* THE EXERCISE: Using the data below, copy each line that includes the word "Expression".

* DATA ENTRIES:
┏━━

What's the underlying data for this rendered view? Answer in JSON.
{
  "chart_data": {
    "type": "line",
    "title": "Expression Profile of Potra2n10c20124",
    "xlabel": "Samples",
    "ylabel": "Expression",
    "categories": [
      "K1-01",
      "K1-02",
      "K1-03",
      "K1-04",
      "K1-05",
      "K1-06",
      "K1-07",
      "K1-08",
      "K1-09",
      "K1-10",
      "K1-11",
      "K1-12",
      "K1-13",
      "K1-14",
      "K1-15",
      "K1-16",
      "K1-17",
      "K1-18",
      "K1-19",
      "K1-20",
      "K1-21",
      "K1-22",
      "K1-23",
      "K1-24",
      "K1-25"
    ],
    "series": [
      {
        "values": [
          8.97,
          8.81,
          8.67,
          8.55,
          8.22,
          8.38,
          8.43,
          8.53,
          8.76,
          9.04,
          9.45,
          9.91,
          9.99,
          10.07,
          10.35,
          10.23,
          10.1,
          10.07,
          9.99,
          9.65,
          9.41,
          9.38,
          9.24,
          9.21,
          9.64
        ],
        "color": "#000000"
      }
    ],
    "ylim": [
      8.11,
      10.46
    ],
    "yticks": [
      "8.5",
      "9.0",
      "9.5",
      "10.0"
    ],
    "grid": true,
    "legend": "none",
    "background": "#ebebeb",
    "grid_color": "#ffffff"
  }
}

┗━━

* ANSWER TO THIS TASK:
    "title": "Expression Profile of Potra2n10c20124",
    "ylabel": "Expression",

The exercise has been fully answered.